• [Your objective] Select and reproduce each line of the listing below that bears the string "icon".
BEGIN Extracted information
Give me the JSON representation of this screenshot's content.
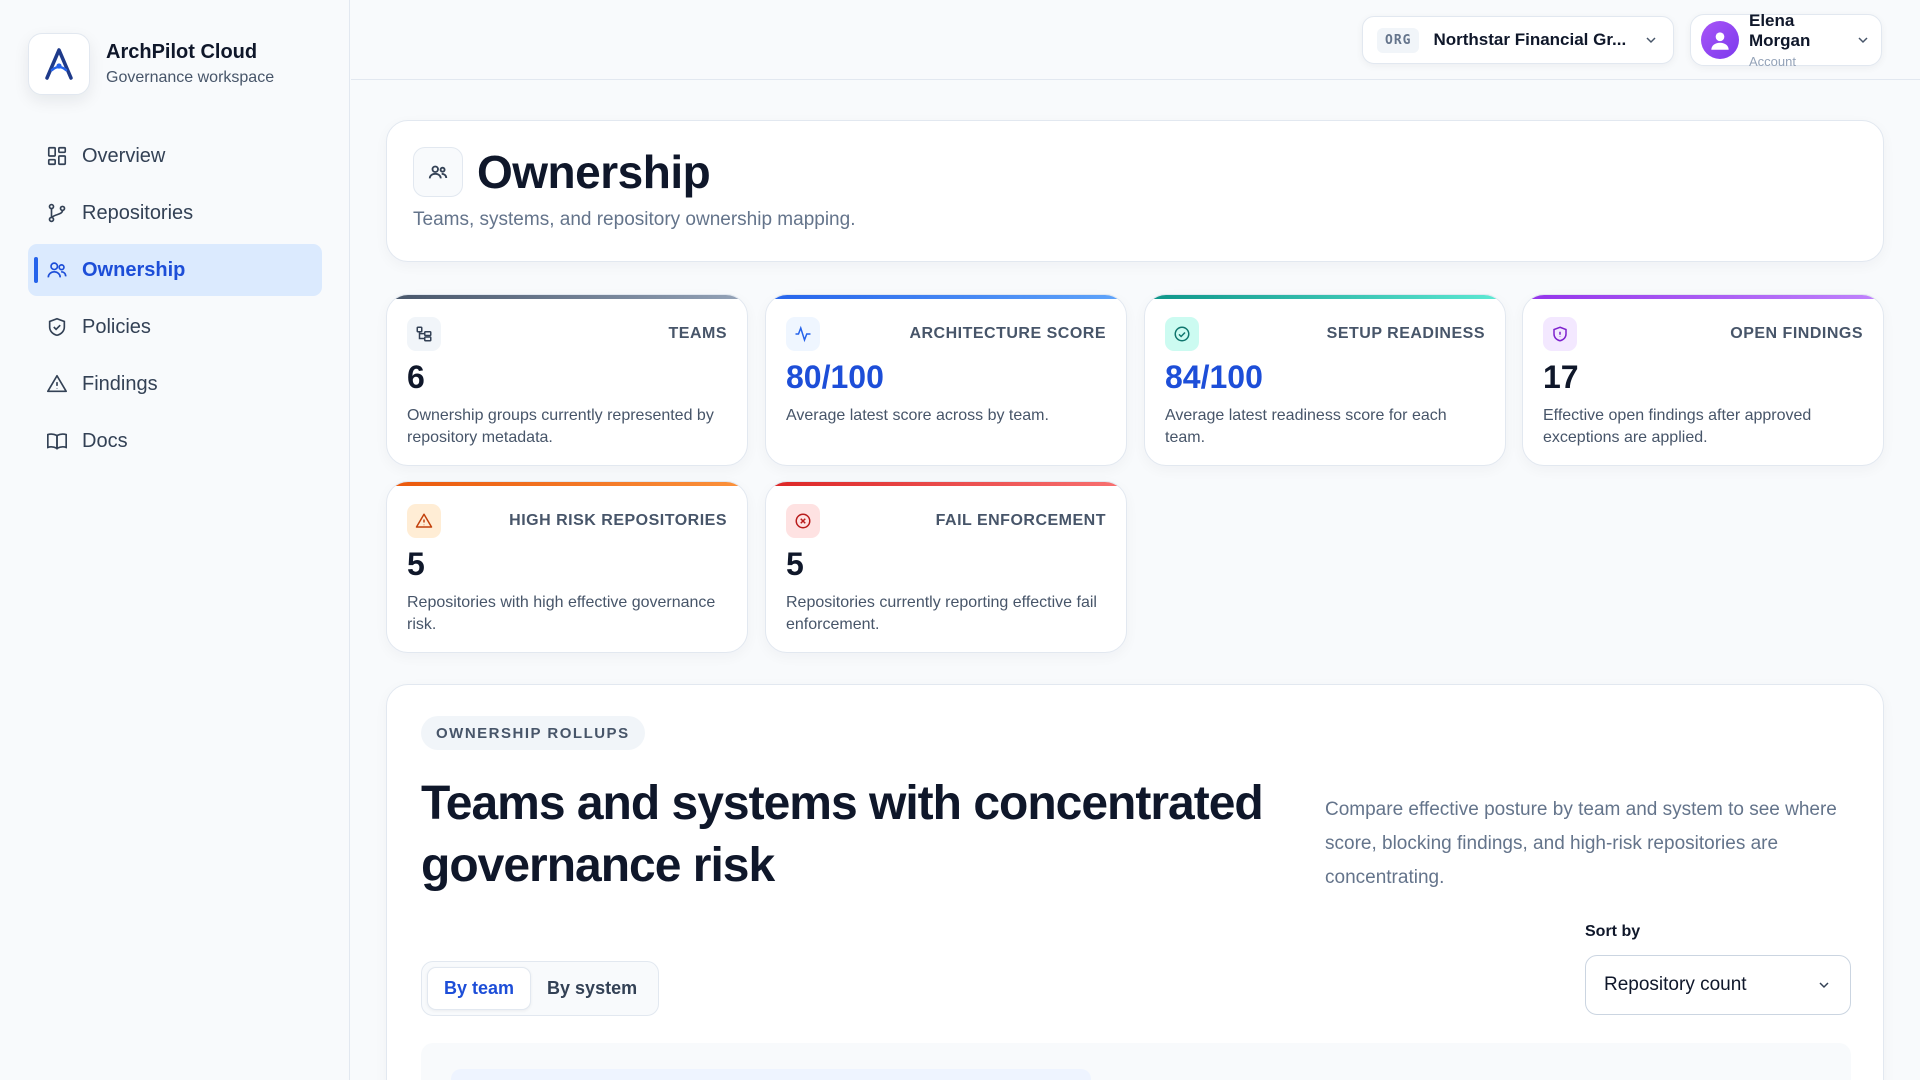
{
  "brand": {
    "title": "ArchPilot Cloud",
    "subtitle": "Governance workspace"
  },
  "sidebar": {
    "items": [
      {
        "label": "Overview",
        "icon": "grid-icon",
        "active": false
      },
      {
        "label": "Repositories",
        "icon": "git-branch-icon",
        "active": false
      },
      {
        "label": "Ownership",
        "icon": "users-icon",
        "active": true
      },
      {
        "label": "Policies",
        "icon": "shield-icon",
        "active": false
      },
      {
        "label": "Findings",
        "icon": "warning-icon",
        "active": false
      },
      {
        "label": "Docs",
        "icon": "book-icon",
        "active": false
      }
    ]
  },
  "topbar": {
    "org_tag": "ORG",
    "org_name": "Northstar Financial Gr...",
    "user_name": "Elena Morgan",
    "user_role": "Account"
  },
  "header": {
    "title": "Ownership",
    "subtitle": "Teams, systems, and repository ownership mapping."
  },
  "metrics": [
    {
      "label": "TEAMS",
      "value": "6",
      "desc": "Ownership groups currently represented by repository metadata.",
      "accent": "#64748b",
      "icon": "org-tree-icon"
    },
    {
      "label": "ARCHITECTURE SCORE",
      "value": "80/100",
      "desc": "Average latest score across by team.",
      "accent": "#2563eb",
      "icon": "activity-icon"
    },
    {
      "label": "SETUP READINESS",
      "value": "84/100",
      "desc": "Average latest readiness score for each team.",
      "accent": "#0d9488",
      "icon": "check-circle-icon"
    },
    {
      "label": "OPEN FINDINGS",
      "value": "17",
      "desc": "Effective open findings after approved exceptions are applied.",
      "accent": "#9333ea",
      "icon": "shield-icon"
    },
    {
      "label": "HIGH RISK REPOSITORIES",
      "value": "5",
      "desc": "Repositories with high effective governance risk.",
      "accent": "#ea580c",
      "icon": "warning-icon"
    },
    {
      "label": "FAIL ENFORCEMENT",
      "value": "5",
      "desc": "Repositories currently reporting effective fail enforcement.",
      "accent": "#dc2626",
      "icon": "x-circle-icon"
    }
  ],
  "rollups": {
    "pill": "OWNERSHIP ROLLUPS",
    "title": "Teams and systems with concentrated governance risk",
    "description": "Compare effective posture by team and system to see where score, blocking findings, and high-risk repositories are concentrating.",
    "tabs": [
      "By team",
      "By system"
    ],
    "active_tab": "By team",
    "sort_label": "Sort by",
    "sort_value": "Repository count"
  }
}
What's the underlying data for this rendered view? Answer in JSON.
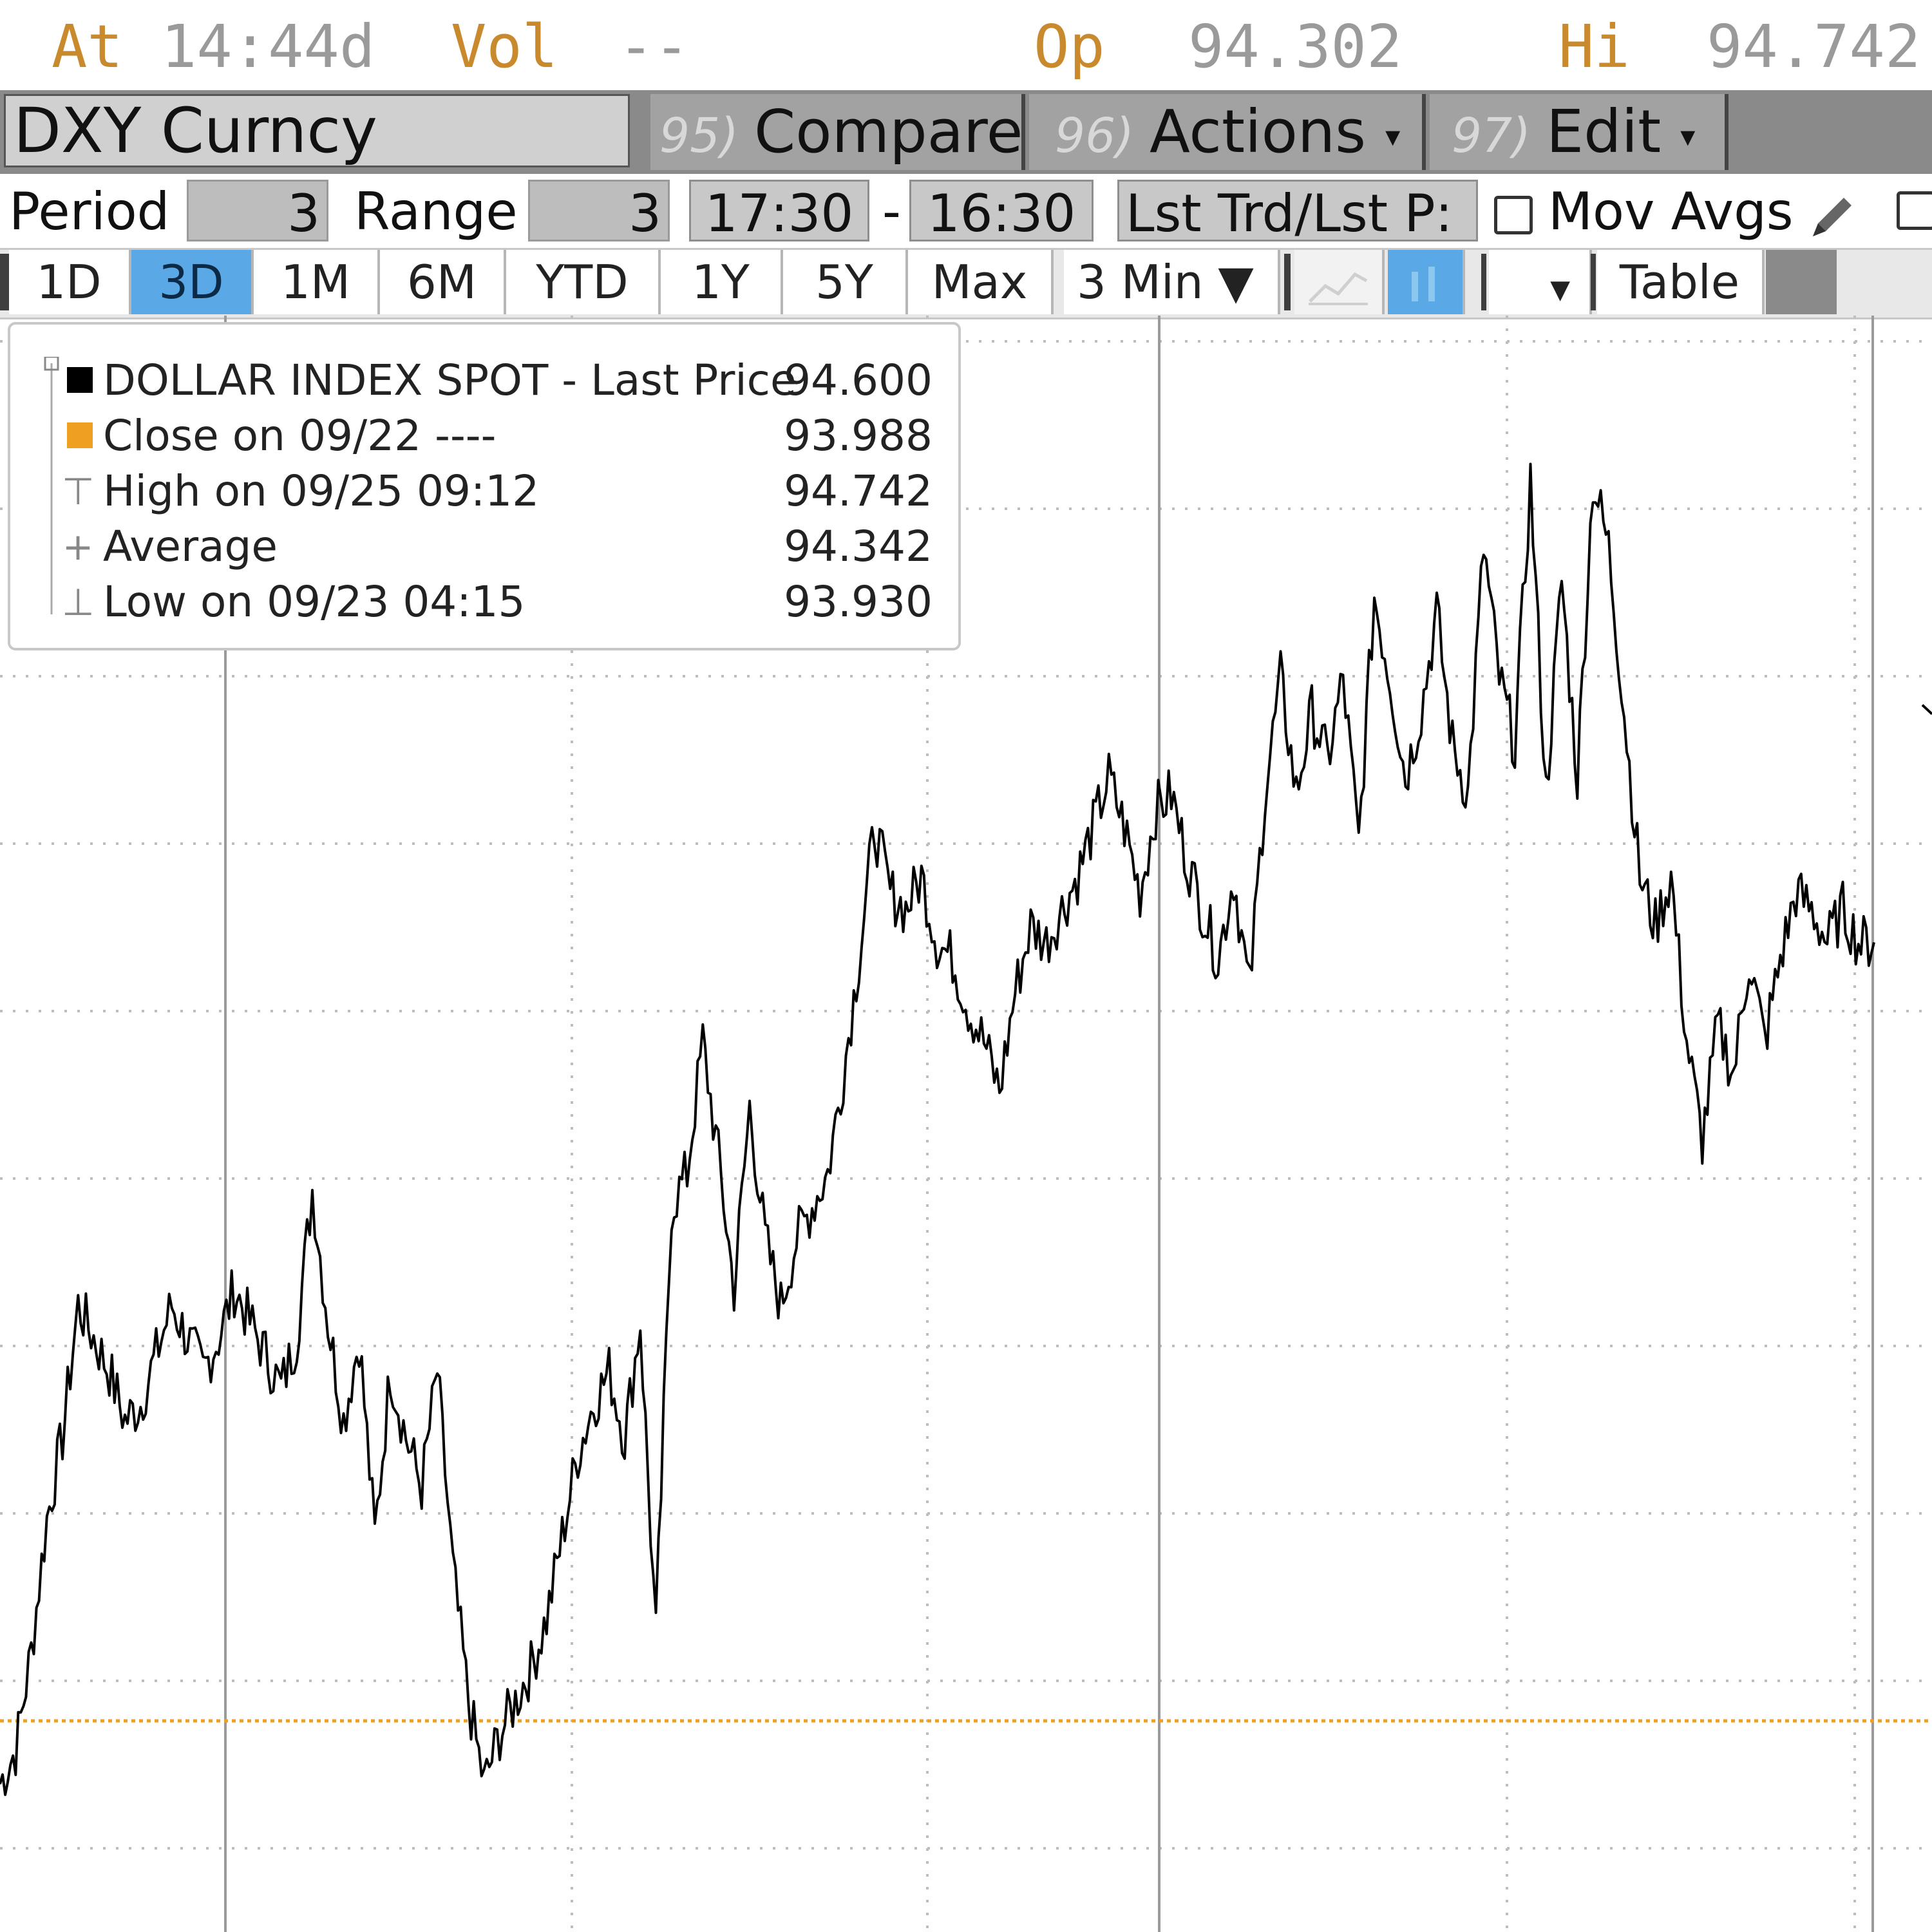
END Extracted information
• [Exercise result]
        "icon": "grid-icon",
        "icon": "git-branch-icon",
        "icon": "users-icon",
        "icon": "shield-icon",
        "icon": "warning-icon",
        "icon": "book-icon",
      "icon": "org-tree-icon"
      "icon": "activity-icon"
      "icon": "check-circle-icon"
      "icon": "shield-icon"
      "icon": "warning-icon"
      "icon": "x-circle-icon"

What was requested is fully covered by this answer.